Entries taken from a collection
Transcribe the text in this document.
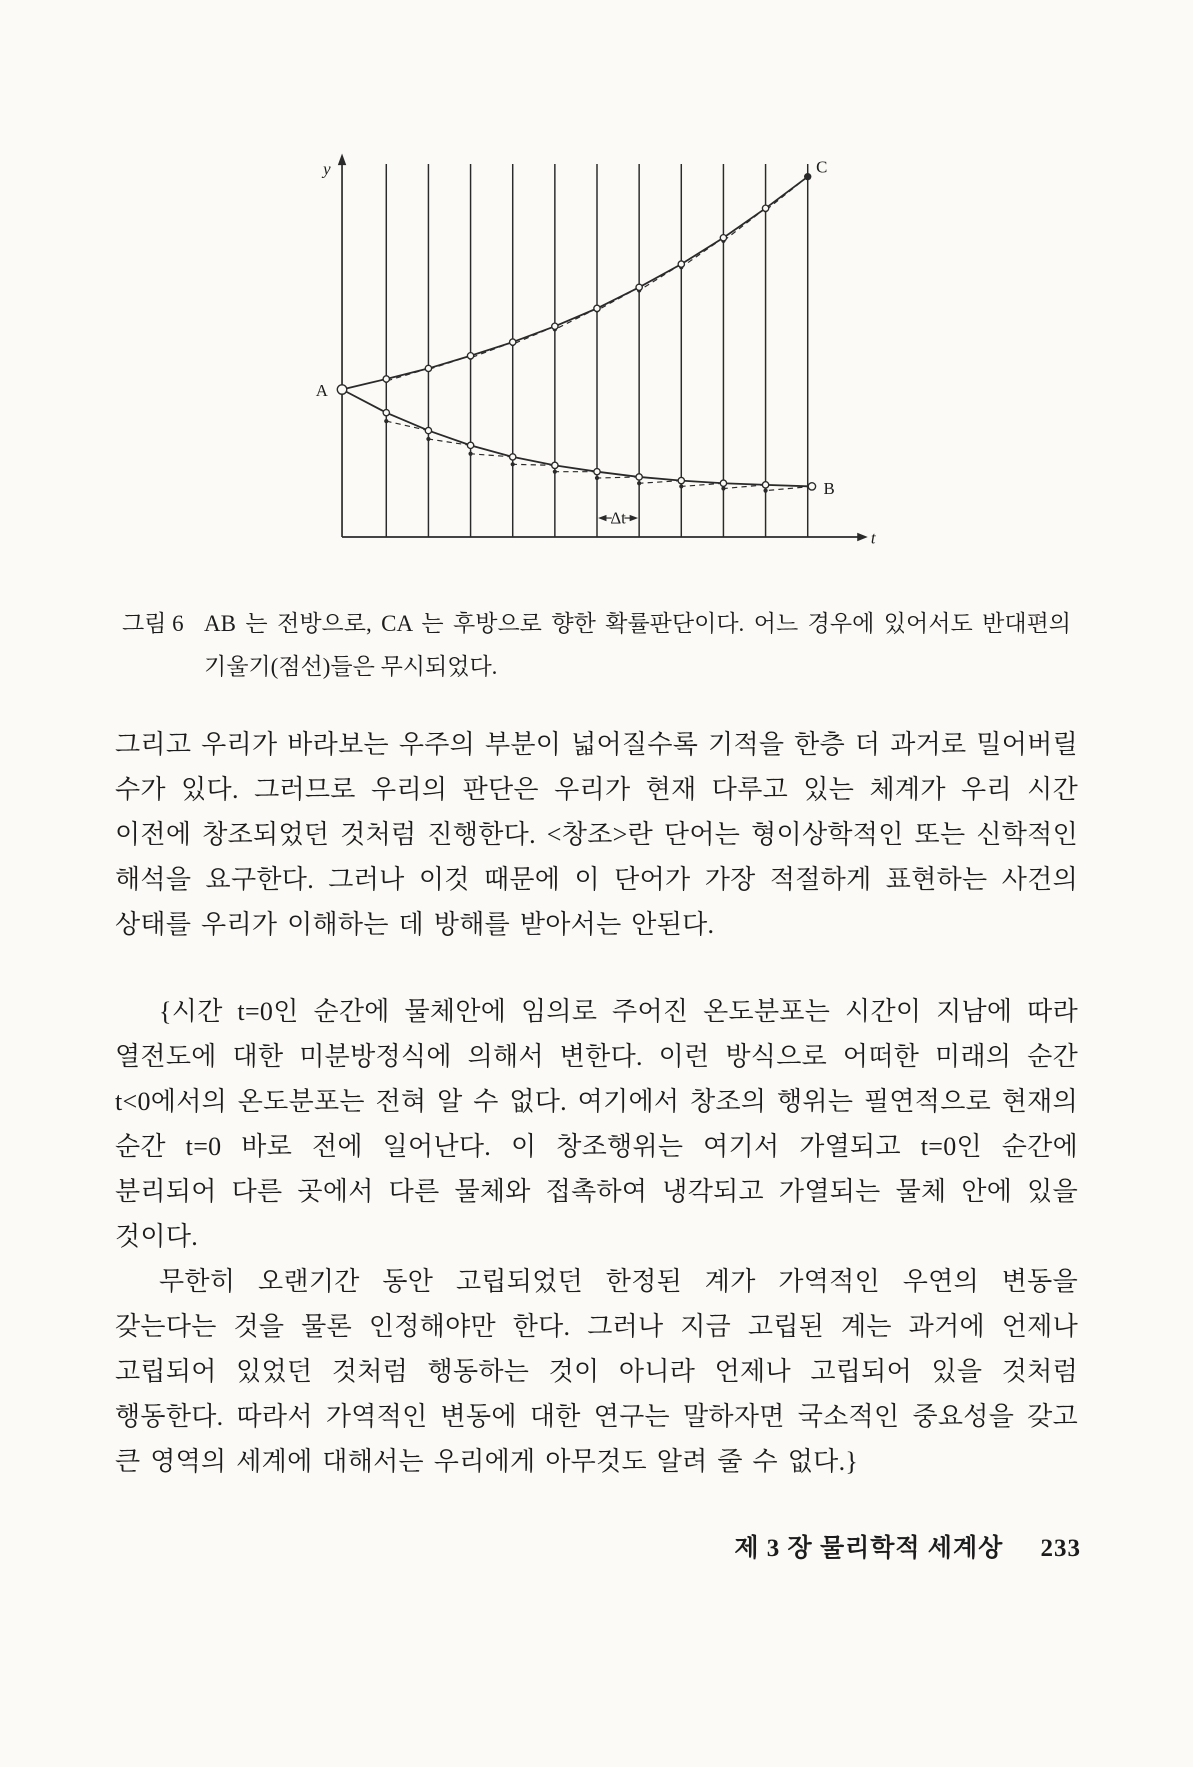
Δt
y
t
A
C
B
그림 6 AB 는 전방으로, CA 는 후방으로 향한 확률판단이다. 어느 경우에 있어서도 반대편의 기울기(점선)들은 무시되었다.

그리고 우리가 바라보는 우주의 부분이 넓어질수록 기적을 한층 더 과거로 밀어버릴 수가 있다. 그러므로 우리의 판단은 우리가 현재 다루고 있는 체계가 우리 시간 이전에 창조되었던 것처럼 진행한다. <창조>란 단어는 형이상학적인 또는 신학적인 해석을 요구한다. 그러나 이것 때문에 이 단어가 가장 적절하게 표현하는 사건의 상태를 우리가 이해하는 데 방해를 받아서는 안된다.

{시간 t=0인 순간에 물체안에 임의로 주어진 온도분포는 시간이 지남에 따라 열전도에 대한 미분방정식에 의해서 변한다. 이런 방식으로 어떠한 미래의 순간 t<0에서의 온도분포는 전혀 알 수 없다. 여기에서 창조의 행위는 필연적으로 현재의 순간 t=0 바로 전에 일어난다. 이 창조행위는 여기서 가열되고 t=0인 순간에 분리되어 다른 곳에서 다른 물체와 접촉하여 냉각되고 가열되는 물체 안에 있을 것이다.

무한히 오랜기간 동안 고립되었던 한정된 계가 가역적인 우연의 변동을 갖는다는 것을 물론 인정해야만 한다. 그러나 지금 고립된 계는 과거에 언제나 고립되어 있었던 것처럼 행동하는 것이 아니라 언제나 고립되어 있을 것처럼 행동한다. 따라서 가역적인 변동에 대한 연구는 말하자면 국소적인 중요성을 갖고 큰 영역의 세계에 대해서는 우리에게 아무것도 알려 줄 수 없다.}

제 3 장 물리학적 세계상 233
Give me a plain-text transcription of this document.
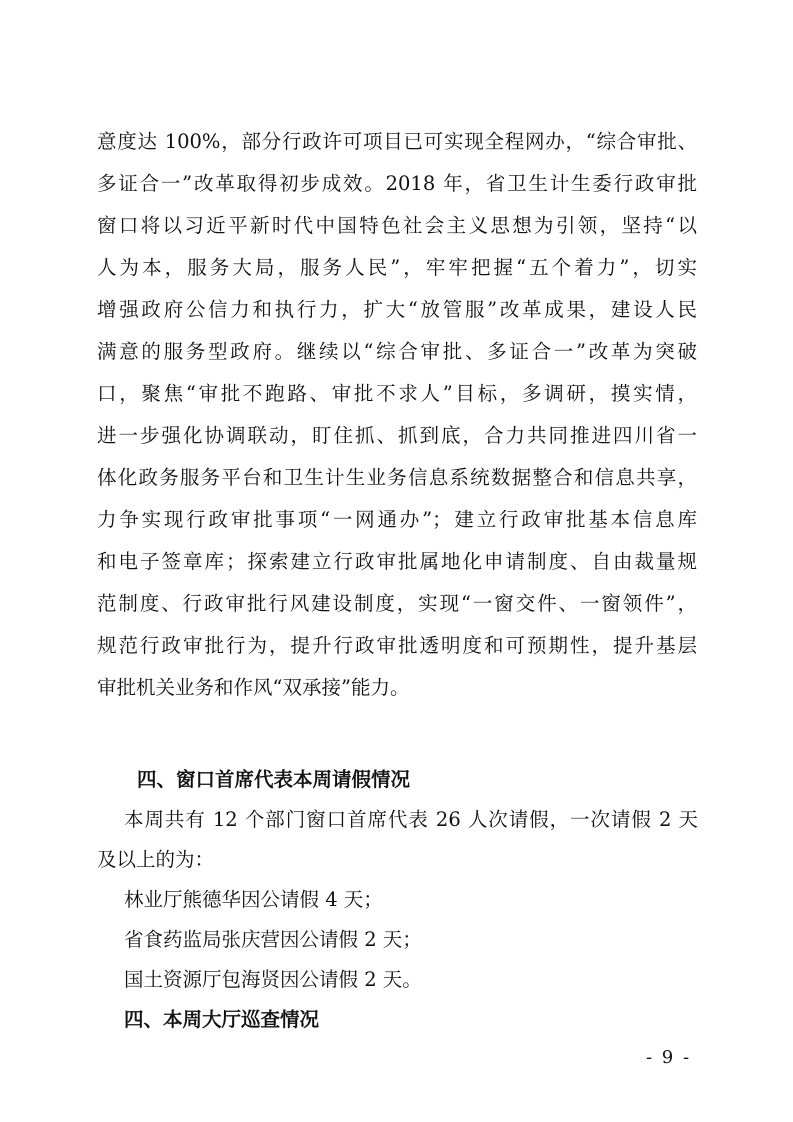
意度达 100%，部分行政许可项目已可实现全程网办，“综合审批、
多证合一”改革取得初步成效。2018 年，省卫生计生委行政审批
窗口将以习近平新时代中国特色社会主义思想为引领，坚持“以
人为本，服务大局，服务人民”，牢牢把握“五个着力”，切实
增强政府公信力和执行力，扩大“放管服”改革成果，建设人民
满意的服务型政府。继续以“综合审批、多证合一”改革为突破
口，聚焦“审批不跑路、审批不求人”目标，多调研，摸实情，
进一步强化协调联动，盯住抓、抓到底，合力共同推进四川省一
体化政务服务平台和卫生计生业务信息系统数据整合和信息共享，
力争实现行政审批事项“一网通办”；建立行政审批基本信息库
和电子签章库；探索建立行政审批属地化申请制度、自由裁量规
范制度、行政审批行风建设制度，实现“一窗交件、一窗领件”，
规范行政审批行为，提升行政审批透明度和可预期性，提升基层
审批机关业务和作风“双承接”能力。
四、窗口首席代表本周请假情况
本周共有 12 个部门窗口首席代表 26 人次请假，一次请假 2 天
及以上的为：
林业厅熊德华因公请假 4 天；
省食药监局张庆营因公请假 2 天；
国土资源厅包海贤因公请假 2 天。
四、本周大厅巡查情况
- 9 -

• [Brief]: Each entry shown above must be quoted exactly, with its pictures left out.

• [Reply]:
Transcribe the text in this document.
Δt
y
t
A
C
B
그림 6 AB 는 전방으로, CA 는 후방으로 향한 확률판단이다. 어느 경우에 있어서도 반대편의 기울기(점선)들은 무시되었다.

그리고 우리가 바라보는 우주의 부분이 넓어질수록 기적을 한층 더 과거로 밀어버릴 수가 있다. 그러므로 우리의 판단은 우리가 현재 다루고 있는 체계가 우리 시간 이전에 창조되었던 것처럼 진행한다. <창조>란 단어는 형이상학적인 또는 신학적인 해석을 요구한다. 그러나 이것 때문에 이 단어가 가장 적절하게 표현하는 사건의 상태를 우리가 이해하는 데 방해를 받아서는 안된다.

{시간 t=0인 순간에 물체안에 임의로 주어진 온도분포는 시간이 지남에 따라 열전도에 대한 미분방정식에 의해서 변한다. 이런 방식으로 어떠한 미래의 순간 t<0에서의 온도분포는 전혀 알 수 없다. 여기에서 창조의 행위는 필연적으로 현재의 순간 t=0 바로 전에 일어난다. 이 창조행위는 여기서 가열되고 t=0인 순간에 분리되어 다른 곳에서 다른 물체와 접촉하여 냉각되고 가열되는 물체 안에 있을 것이다.

무한히 오랜기간 동안 고립되었던 한정된 계가 가역적인 우연의 변동을 갖는다는 것을 물론 인정해야만 한다. 그러나 지금 고립된 계는 과거에 언제나 고립되어 있었던 것처럼 행동하는 것이 아니라 언제나 고립되어 있을 것처럼 행동한다. 따라서 가역적인 변동에 대한 연구는 말하자면 국소적인 중요성을 갖고 큰 영역의 세계에 대해서는 우리에게 아무것도 알려 줄 수 없다.}

제 3 장 물리학적 세계상 233
Give me a plain-text transcription of this document.
意度达 100%，部分行政许可项目已可实现全程网办，“综合审批、
多证合一”改革取得初步成效。2018 年，省卫生计生委行政审批
窗口将以习近平新时代中国特色社会主义思想为引领，坚持“以
人为本，服务大局，服务人民”，牢牢把握“五个着力”，切实
增强政府公信力和执行力，扩大“放管服”改革成果，建设人民
满意的服务型政府。继续以“综合审批、多证合一”改革为突破
口，聚焦“审批不跑路、审批不求人”目标，多调研，摸实情，
进一步强化协调联动，盯住抓、抓到底，合力共同推进四川省一
体化政务服务平台和卫生计生业务信息系统数据整合和信息共享，
力争实现行政审批事项“一网通办”；建立行政审批基本信息库
和电子签章库；探索建立行政审批属地化申请制度、自由裁量规
范制度、行政审批行风建设制度，实现“一窗交件、一窗领件”，
规范行政审批行为，提升行政审批透明度和可预期性，提升基层
审批机关业务和作风“双承接”能力。
四、窗口首席代表本周请假情况
本周共有 12 个部门窗口首席代表 26 人次请假，一次请假 2 天
及以上的为：
林业厅熊德华因公请假 4 天；
省食药监局张庆营因公请假 2 天；
国土资源厅包海贤因公请假 2 天。
四、本周大厅巡查情况
- 9 -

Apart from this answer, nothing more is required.